Read the lines that follow and tally those with the word "Format"; give the number and nothing else.
--- BEGIN ---
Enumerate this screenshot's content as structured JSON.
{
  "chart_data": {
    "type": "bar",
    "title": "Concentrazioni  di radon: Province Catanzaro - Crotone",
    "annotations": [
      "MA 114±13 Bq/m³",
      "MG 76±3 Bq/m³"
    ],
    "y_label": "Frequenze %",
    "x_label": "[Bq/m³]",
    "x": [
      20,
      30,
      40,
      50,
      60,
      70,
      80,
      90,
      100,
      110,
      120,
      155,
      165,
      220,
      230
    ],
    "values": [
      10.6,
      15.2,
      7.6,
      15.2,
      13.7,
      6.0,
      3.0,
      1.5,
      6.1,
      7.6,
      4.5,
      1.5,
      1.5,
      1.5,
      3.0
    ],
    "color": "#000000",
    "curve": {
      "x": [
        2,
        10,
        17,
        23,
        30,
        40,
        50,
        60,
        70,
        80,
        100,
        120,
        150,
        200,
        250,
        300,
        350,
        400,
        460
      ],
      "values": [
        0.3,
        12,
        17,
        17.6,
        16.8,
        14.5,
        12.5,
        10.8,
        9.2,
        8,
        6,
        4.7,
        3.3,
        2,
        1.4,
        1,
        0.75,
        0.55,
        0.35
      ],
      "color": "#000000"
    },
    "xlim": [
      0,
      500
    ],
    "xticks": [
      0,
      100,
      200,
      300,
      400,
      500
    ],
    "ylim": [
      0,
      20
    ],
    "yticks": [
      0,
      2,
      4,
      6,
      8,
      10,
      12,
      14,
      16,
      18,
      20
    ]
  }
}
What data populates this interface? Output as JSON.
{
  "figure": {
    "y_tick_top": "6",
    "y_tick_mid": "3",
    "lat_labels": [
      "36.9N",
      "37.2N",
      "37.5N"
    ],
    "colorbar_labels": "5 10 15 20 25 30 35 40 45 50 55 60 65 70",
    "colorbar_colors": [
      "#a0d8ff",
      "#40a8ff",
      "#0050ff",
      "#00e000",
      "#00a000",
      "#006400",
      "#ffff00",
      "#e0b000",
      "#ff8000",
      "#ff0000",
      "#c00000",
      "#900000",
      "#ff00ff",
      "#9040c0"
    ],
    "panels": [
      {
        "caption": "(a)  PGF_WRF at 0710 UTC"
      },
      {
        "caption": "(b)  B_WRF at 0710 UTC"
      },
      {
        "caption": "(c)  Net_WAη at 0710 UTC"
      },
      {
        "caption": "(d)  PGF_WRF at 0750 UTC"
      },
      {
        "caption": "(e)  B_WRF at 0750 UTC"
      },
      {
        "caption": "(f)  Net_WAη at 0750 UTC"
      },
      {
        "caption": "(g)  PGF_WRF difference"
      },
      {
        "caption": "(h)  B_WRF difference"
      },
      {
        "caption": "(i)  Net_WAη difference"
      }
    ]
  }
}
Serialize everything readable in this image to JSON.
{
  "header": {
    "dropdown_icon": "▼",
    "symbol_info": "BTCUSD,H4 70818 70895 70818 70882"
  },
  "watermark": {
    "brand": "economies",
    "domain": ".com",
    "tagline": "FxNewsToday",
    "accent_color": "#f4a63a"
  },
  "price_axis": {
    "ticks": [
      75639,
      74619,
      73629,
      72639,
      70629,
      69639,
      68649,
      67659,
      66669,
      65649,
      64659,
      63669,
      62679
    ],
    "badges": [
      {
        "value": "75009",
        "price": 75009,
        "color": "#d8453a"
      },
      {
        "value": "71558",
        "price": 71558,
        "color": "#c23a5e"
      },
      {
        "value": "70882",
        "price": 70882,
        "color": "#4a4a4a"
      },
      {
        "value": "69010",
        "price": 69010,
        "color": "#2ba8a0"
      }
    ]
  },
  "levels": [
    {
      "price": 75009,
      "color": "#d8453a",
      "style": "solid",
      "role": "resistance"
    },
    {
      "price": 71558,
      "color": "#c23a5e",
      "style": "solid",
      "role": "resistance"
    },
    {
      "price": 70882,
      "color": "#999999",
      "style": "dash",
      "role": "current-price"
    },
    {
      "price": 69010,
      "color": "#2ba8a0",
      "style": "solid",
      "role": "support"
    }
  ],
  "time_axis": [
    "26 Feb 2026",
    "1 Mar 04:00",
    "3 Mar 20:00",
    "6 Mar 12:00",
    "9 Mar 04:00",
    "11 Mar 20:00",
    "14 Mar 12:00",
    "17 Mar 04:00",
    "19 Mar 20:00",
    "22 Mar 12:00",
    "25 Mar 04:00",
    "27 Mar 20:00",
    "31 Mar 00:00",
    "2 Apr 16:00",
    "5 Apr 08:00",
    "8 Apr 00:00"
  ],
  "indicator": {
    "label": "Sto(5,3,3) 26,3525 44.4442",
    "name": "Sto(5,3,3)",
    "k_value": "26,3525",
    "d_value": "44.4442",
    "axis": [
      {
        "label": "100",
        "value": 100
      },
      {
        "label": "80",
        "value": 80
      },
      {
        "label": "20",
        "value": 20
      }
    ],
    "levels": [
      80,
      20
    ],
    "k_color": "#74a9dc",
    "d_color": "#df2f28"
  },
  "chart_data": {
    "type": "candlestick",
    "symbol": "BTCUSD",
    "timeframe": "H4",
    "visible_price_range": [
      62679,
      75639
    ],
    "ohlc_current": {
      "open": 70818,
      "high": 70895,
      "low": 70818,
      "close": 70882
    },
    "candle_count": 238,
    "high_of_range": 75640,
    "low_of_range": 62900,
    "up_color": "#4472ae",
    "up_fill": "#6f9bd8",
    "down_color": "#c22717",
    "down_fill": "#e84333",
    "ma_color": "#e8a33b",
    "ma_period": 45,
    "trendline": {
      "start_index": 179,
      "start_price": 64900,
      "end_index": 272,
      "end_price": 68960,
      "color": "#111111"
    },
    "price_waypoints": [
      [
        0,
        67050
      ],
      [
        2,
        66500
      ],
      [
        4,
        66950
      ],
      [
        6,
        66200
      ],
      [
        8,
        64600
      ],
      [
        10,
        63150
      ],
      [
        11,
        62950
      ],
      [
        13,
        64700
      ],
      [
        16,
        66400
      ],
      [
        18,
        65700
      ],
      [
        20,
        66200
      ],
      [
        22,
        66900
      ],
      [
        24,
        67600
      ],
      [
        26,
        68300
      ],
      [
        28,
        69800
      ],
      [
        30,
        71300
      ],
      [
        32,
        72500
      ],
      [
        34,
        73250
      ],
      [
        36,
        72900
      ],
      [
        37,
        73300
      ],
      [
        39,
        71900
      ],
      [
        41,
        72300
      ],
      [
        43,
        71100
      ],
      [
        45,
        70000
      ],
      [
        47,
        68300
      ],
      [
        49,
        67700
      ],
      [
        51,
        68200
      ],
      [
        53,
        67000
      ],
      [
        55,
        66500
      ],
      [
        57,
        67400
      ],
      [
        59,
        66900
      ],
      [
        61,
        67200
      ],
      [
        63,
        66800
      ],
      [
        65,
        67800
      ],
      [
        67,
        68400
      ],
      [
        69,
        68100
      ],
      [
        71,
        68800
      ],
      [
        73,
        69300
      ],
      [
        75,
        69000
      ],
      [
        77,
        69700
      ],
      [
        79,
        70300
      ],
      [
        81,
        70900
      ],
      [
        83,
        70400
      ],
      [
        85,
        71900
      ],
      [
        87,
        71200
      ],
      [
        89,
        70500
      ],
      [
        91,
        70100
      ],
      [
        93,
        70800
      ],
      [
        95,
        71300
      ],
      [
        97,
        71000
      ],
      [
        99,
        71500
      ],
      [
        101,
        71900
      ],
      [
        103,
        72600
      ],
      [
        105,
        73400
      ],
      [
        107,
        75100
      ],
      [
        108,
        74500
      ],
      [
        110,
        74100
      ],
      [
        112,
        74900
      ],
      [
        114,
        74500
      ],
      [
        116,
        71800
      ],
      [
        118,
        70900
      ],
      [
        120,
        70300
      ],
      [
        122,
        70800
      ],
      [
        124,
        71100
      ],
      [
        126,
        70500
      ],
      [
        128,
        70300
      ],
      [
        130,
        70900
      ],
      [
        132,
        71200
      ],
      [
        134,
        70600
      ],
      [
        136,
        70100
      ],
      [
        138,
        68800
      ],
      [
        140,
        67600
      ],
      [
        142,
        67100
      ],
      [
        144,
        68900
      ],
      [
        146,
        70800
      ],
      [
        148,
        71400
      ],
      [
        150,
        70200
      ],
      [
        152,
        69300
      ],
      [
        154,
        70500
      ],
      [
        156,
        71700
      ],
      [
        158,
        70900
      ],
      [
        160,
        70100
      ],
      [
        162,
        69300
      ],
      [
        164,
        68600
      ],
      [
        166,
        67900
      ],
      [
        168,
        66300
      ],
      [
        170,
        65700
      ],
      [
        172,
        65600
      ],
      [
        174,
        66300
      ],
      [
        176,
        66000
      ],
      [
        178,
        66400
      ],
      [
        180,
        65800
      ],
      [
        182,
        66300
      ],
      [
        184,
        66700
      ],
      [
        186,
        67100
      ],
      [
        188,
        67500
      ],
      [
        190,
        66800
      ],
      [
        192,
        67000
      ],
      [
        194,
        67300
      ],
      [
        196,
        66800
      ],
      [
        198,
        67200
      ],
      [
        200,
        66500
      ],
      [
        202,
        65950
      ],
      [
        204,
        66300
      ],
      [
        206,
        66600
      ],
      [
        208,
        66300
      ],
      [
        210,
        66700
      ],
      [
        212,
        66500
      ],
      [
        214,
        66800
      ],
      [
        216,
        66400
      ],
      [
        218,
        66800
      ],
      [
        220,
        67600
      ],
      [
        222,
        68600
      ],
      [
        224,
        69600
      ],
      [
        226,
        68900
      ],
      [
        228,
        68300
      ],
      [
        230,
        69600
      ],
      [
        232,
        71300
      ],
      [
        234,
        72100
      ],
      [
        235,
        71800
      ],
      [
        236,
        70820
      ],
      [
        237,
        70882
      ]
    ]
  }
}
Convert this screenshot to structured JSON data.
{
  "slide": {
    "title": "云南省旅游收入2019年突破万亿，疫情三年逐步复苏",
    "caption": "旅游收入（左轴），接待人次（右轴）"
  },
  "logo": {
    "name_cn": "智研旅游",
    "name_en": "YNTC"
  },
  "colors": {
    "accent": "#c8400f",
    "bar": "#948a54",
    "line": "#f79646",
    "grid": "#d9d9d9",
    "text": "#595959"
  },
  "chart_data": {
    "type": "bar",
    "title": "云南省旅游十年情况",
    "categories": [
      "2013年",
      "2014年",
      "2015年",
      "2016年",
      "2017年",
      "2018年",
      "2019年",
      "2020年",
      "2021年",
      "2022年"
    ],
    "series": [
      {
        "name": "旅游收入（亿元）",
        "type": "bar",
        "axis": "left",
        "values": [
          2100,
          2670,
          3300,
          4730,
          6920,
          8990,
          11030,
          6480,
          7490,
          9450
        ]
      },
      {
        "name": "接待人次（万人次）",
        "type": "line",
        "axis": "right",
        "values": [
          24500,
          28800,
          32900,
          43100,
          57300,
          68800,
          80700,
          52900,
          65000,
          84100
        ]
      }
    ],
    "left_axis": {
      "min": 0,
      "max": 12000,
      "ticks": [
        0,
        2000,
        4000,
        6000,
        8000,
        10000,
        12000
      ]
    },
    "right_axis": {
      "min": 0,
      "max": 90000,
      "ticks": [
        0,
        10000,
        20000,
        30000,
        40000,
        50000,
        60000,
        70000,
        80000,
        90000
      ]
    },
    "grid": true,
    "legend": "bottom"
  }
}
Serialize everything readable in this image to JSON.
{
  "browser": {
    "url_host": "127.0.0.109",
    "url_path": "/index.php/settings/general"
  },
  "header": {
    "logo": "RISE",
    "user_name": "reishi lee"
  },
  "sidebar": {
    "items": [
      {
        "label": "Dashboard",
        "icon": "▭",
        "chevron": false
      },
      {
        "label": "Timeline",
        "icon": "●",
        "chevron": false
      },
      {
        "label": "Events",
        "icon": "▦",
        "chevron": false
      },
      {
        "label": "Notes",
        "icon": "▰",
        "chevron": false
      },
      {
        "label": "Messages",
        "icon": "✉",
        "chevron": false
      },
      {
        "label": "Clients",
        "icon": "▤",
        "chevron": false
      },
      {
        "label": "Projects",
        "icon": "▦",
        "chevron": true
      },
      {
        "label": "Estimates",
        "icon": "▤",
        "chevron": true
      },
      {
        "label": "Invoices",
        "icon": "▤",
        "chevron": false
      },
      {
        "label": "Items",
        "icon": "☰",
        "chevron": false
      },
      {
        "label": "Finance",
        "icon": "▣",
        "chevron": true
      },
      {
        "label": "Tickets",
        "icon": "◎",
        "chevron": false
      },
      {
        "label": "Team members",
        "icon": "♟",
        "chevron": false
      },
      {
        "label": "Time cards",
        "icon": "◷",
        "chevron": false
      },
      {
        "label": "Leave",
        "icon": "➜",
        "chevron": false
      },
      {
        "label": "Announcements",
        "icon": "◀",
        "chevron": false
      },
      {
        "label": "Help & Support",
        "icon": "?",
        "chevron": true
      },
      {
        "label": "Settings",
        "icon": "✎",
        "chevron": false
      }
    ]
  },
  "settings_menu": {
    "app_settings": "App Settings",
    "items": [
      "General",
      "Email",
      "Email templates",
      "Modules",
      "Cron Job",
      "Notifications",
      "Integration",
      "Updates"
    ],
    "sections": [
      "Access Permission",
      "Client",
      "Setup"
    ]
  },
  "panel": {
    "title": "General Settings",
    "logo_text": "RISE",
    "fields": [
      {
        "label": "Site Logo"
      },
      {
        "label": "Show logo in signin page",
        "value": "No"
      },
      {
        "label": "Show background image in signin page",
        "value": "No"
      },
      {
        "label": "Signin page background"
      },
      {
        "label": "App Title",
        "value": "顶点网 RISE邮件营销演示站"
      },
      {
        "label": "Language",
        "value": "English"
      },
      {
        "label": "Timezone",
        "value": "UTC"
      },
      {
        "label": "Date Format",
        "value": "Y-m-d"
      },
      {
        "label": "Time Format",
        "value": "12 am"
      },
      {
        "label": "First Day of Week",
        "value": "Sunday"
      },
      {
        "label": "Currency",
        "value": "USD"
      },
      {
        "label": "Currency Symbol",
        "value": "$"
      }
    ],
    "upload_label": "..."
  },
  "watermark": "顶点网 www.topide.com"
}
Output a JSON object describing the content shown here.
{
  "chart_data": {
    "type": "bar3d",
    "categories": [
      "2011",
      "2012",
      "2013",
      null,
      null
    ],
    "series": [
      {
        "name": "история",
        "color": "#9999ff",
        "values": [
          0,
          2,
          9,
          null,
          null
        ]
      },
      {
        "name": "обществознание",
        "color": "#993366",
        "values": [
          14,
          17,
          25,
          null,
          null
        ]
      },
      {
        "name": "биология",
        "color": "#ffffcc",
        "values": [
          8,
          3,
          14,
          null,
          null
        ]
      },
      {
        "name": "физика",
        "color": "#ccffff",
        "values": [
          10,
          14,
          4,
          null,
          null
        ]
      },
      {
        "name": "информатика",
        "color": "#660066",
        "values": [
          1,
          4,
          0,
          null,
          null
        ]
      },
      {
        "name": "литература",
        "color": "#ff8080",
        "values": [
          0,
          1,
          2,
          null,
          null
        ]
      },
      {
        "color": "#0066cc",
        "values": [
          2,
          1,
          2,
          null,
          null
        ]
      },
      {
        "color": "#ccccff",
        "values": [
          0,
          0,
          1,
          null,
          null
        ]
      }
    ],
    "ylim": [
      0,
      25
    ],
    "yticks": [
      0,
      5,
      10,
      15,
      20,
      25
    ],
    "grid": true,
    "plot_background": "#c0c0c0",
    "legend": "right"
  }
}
--- END ---
Expected output: 2